------ SOURCE RECORDS ------

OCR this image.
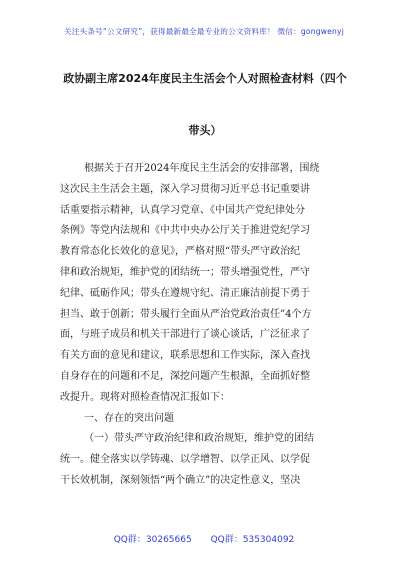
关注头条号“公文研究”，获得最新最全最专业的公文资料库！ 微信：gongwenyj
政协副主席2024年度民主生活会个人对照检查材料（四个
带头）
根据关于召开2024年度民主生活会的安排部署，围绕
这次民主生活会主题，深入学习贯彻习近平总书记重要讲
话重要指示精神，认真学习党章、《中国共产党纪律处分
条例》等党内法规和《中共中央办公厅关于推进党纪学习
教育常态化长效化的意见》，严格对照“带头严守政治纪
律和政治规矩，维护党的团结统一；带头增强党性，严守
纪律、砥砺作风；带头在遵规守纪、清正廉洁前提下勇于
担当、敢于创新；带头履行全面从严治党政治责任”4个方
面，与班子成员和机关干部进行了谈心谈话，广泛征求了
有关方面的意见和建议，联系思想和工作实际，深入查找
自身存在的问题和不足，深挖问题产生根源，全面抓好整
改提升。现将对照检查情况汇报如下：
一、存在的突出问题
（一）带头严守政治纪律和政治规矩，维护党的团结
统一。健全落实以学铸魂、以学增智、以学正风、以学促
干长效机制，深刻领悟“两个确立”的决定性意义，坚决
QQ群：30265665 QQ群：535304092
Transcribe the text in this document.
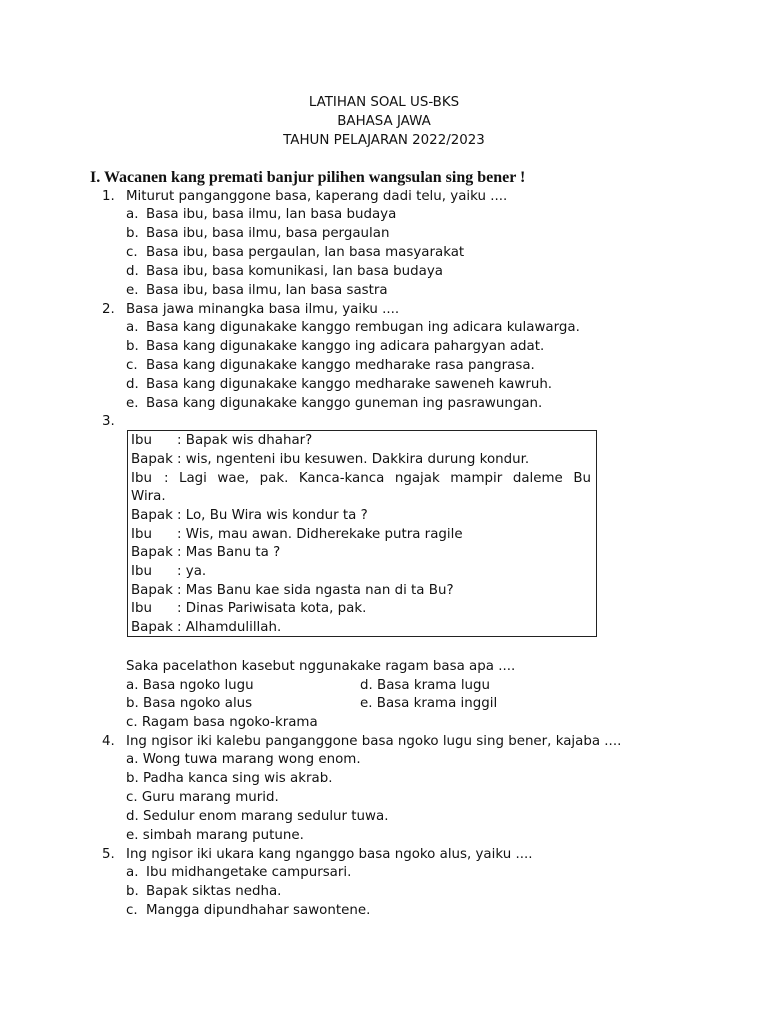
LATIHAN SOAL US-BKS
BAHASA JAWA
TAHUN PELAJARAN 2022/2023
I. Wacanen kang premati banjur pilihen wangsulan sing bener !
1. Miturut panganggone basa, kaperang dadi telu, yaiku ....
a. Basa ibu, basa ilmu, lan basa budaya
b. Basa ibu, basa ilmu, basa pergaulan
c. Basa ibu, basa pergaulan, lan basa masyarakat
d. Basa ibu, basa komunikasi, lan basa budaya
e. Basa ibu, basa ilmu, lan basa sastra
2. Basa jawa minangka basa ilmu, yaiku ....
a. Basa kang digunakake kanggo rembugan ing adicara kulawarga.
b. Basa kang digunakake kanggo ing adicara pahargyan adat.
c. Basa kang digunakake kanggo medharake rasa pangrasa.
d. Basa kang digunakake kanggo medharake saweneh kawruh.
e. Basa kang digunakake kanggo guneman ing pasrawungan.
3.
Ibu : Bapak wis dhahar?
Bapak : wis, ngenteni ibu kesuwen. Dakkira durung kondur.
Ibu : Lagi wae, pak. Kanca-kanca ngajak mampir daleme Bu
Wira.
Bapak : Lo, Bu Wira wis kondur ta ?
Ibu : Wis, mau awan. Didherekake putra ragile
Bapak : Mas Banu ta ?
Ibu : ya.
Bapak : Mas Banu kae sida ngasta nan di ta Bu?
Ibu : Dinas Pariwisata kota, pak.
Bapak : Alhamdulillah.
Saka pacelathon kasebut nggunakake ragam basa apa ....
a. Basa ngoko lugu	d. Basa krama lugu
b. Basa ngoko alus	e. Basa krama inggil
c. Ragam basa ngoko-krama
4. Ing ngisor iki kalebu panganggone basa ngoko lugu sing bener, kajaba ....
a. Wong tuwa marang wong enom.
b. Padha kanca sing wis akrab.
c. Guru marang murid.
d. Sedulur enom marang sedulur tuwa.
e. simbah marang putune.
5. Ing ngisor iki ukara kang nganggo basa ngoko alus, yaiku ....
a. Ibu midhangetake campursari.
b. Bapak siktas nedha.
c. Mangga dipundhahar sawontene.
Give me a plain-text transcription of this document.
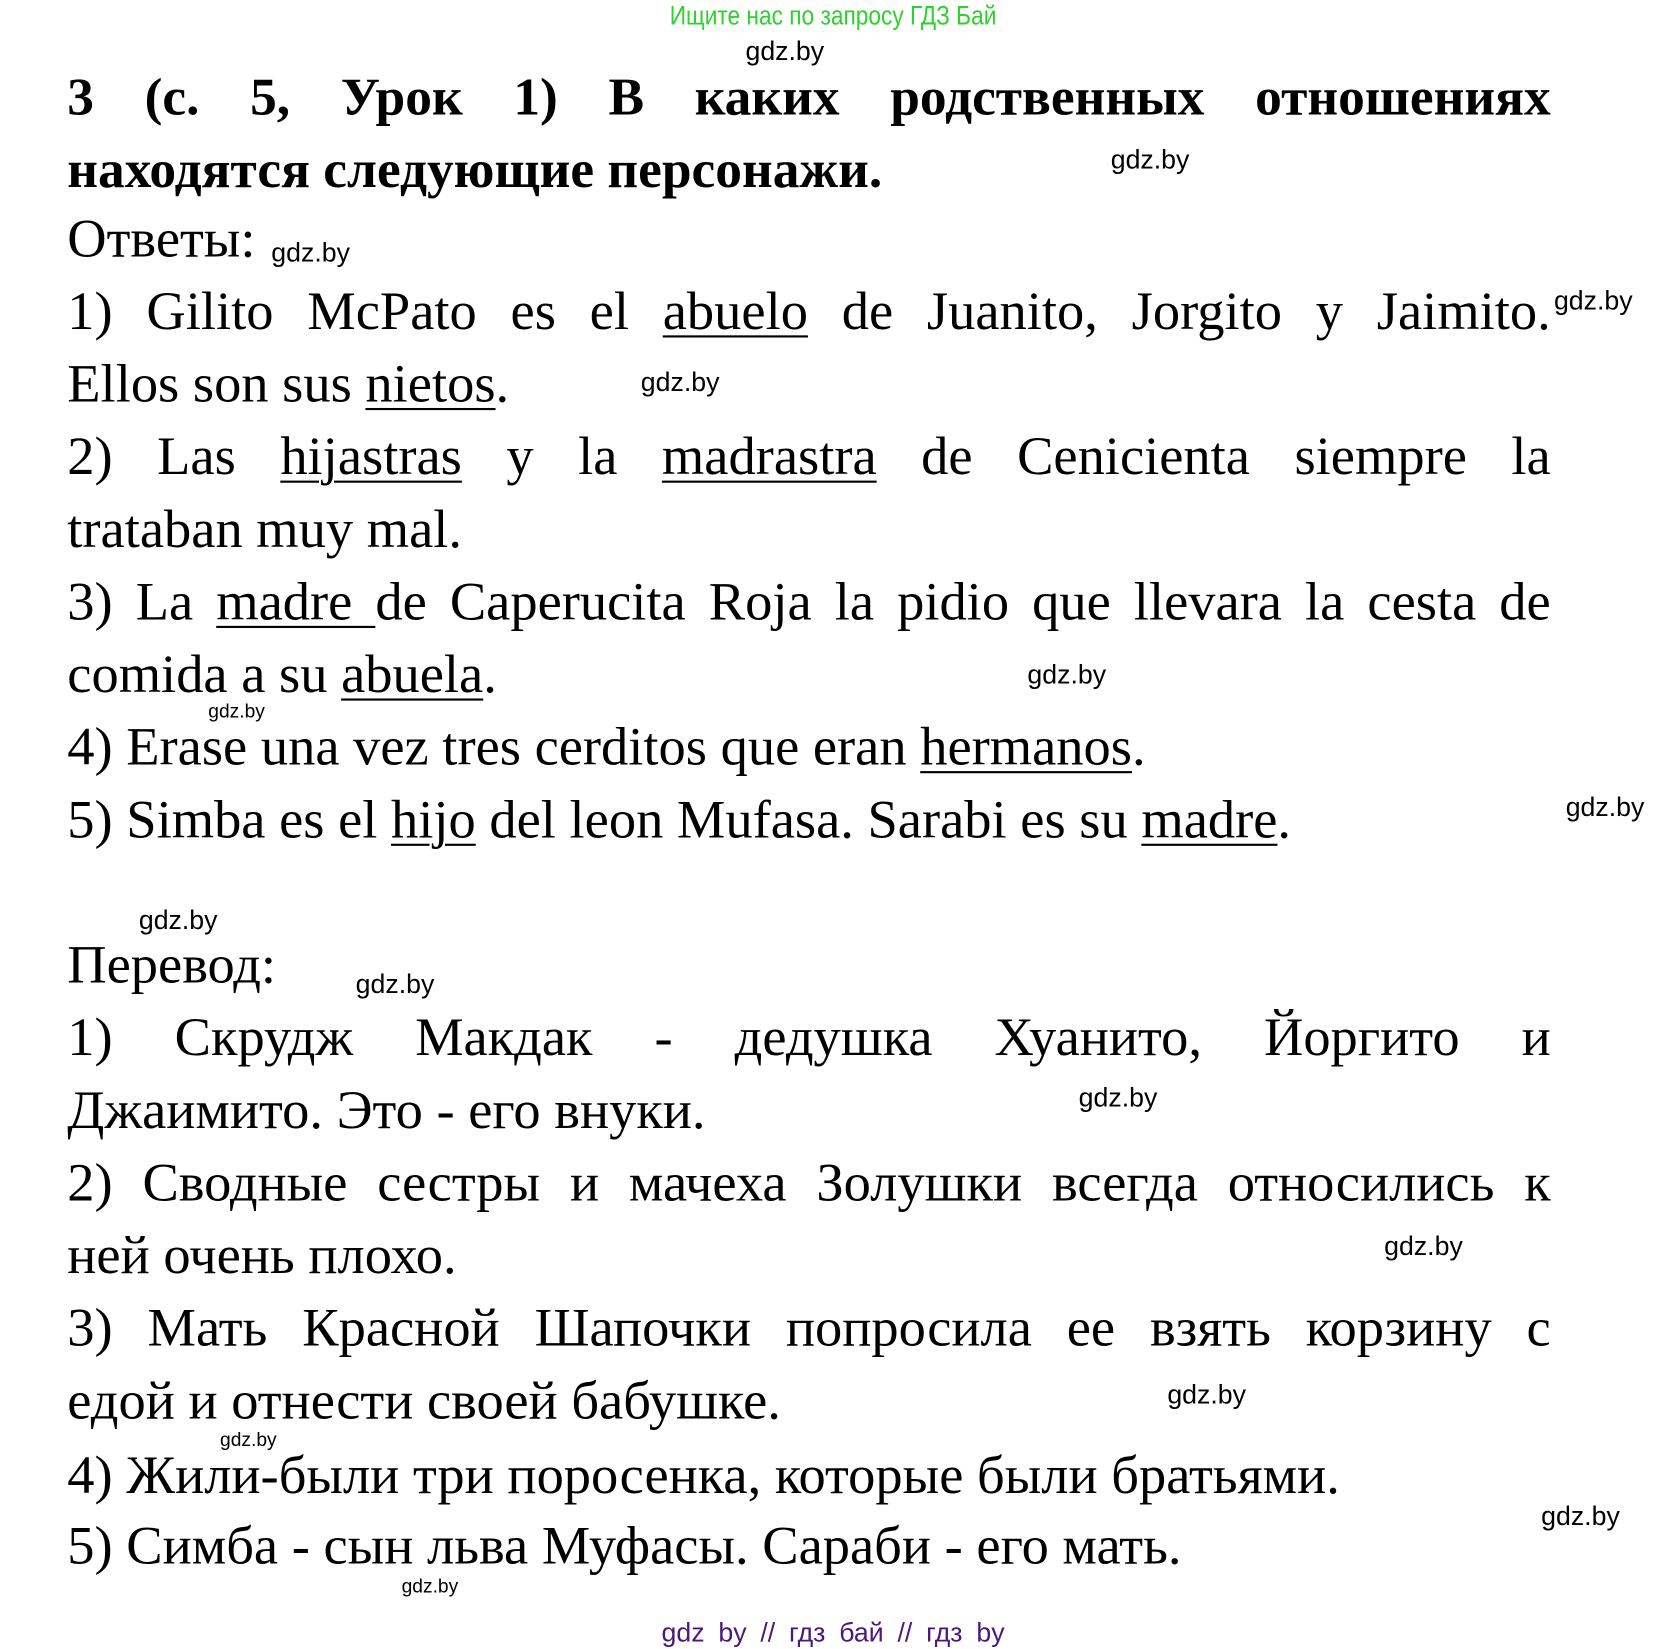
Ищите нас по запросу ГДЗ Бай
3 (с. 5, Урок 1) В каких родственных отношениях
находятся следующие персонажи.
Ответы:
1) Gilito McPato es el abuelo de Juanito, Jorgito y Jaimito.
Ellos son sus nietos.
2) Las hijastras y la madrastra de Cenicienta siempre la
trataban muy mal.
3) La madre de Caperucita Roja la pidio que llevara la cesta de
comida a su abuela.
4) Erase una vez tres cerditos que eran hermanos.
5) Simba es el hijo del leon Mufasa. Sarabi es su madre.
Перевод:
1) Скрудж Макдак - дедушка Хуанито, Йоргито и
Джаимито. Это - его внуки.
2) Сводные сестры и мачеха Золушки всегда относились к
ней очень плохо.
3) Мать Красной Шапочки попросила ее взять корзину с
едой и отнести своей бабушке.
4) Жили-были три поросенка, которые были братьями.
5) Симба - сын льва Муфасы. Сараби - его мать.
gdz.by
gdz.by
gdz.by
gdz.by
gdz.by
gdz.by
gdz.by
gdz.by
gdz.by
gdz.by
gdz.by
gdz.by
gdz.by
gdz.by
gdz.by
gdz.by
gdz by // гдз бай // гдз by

------

• WORK INSTRUCTIONS: Every entry must be reproduced exactly, with the images left out.

• SOLVED PROBLEM:
OCR this image.
关注头条号“公文研究”，获得最新最全最专业的公文资料库！ 微信：gongwenyj
政协副主席2024年度民主生活会个人对照检查材料（四个
带头）
根据关于召开2024年度民主生活会的安排部署，围绕
这次民主生活会主题，深入学习贯彻习近平总书记重要讲
话重要指示精神，认真学习党章、《中国共产党纪律处分
条例》等党内法规和《中共中央办公厅关于推进党纪学习
教育常态化长效化的意见》，严格对照“带头严守政治纪
律和政治规矩，维护党的团结统一；带头增强党性，严守
纪律、砥砺作风；带头在遵规守纪、清正廉洁前提下勇于
担当、敢于创新；带头履行全面从严治党政治责任”4个方
面，与班子成员和机关干部进行了谈心谈话，广泛征求了
有关方面的意见和建议，联系思想和工作实际，深入查找
自身存在的问题和不足，深挖问题产生根源，全面抓好整
改提升。现将对照检查情况汇报如下：
一、存在的突出问题
（一）带头严守政治纪律和政治规矩，维护党的团结
统一。健全落实以学铸魂、以学增智、以学正风、以学促
干长效机制，深刻领悟“两个确立”的决定性意义，坚决
QQ群：30265665 QQ群：535304092
Transcribe the text in this document.
LATIHAN SOAL US-BKS
BAHASA JAWA
TAHUN PELAJARAN 2022/2023
I. Wacanen kang premati banjur pilihen wangsulan sing bener !
1. Miturut panganggone basa, kaperang dadi telu, yaiku ....
a. Basa ibu, basa ilmu, lan basa budaya
b. Basa ibu, basa ilmu, basa pergaulan
c. Basa ibu, basa pergaulan, lan basa masyarakat
d. Basa ibu, basa komunikasi, lan basa budaya
e. Basa ibu, basa ilmu, lan basa sastra
2. Basa jawa minangka basa ilmu, yaiku ....
a. Basa kang digunakake kanggo rembugan ing adicara kulawarga.
b. Basa kang digunakake kanggo ing adicara pahargyan adat.
c. Basa kang digunakake kanggo medharake rasa pangrasa.
d. Basa kang digunakake kanggo medharake saweneh kawruh.
e. Basa kang digunakake kanggo guneman ing pasrawungan.
3.
Ibu : Bapak wis dhahar?
Bapak : wis, ngenteni ibu kesuwen. Dakkira durung kondur.
Ibu : Lagi wae, pak. Kanca-kanca ngajak mampir daleme Bu
Wira.
Bapak : Lo, Bu Wira wis kondur ta ?
Ibu : Wis, mau awan. Didherekake putra ragile
Bapak : Mas Banu ta ?
Ibu : ya.
Bapak : Mas Banu kae sida ngasta nan di ta Bu?
Ibu : Dinas Pariwisata kota, pak.
Bapak : Alhamdulillah.
Saka pacelathon kasebut nggunakake ragam basa apa ....
a. Basa ngoko lugu	d. Basa krama lugu
b. Basa ngoko alus	e. Basa krama inggil
c. Ragam basa ngoko-krama
4. Ing ngisor iki kalebu panganggone basa ngoko lugu sing bener, kajaba ....
a. Wong tuwa marang wong enom.
b. Padha kanca sing wis akrab.
c. Guru marang murid.
d. Sedulur enom marang sedulur tuwa.
e. simbah marang putune.
5. Ing ngisor iki ukara kang nganggo basa ngoko alus, yaiku ....
a. Ibu midhangetake campursari.
b. Bapak siktas nedha.
c. Mangga dipundhahar sawontene.
Give me a plain-text transcription of this document.
Ищите нас по запросу ГДЗ Бай
3 (с. 5, Урок 1) В каких родственных отношениях
находятся следующие персонажи.
Ответы:
1) Gilito McPato es el abuelo de Juanito, Jorgito y Jaimito.
Ellos son sus nietos.
2) Las hijastras y la madrastra de Cenicienta siempre la
trataban muy mal.
3) La madre de Caperucita Roja la pidio que llevara la cesta de
comida a su abuela.
4) Erase una vez tres cerditos que eran hermanos.
5) Simba es el hijo del leon Mufasa. Sarabi es su madre.
Перевод:
1) Скрудж Макдак - дедушка Хуанито, Йоргито и
Джаимито. Это - его внуки.
2) Сводные сестры и мачеха Золушки всегда относились к
ней очень плохо.
3) Мать Красной Шапочки попросила ее взять корзину с
едой и отнести своей бабушке.
4) Жили-были три поросенка, которые были братьями.
5) Симба - сын льва Муфасы. Сараби - его мать.
gdz.by
gdz.by
gdz.by
gdz.by
gdz.by
gdz.by
gdz.by
gdz.by
gdz.by
gdz.by
gdz.by
gdz.by
gdz.by
gdz.by
gdz.by
gdz.by
gdz by // гдз бай // гдз by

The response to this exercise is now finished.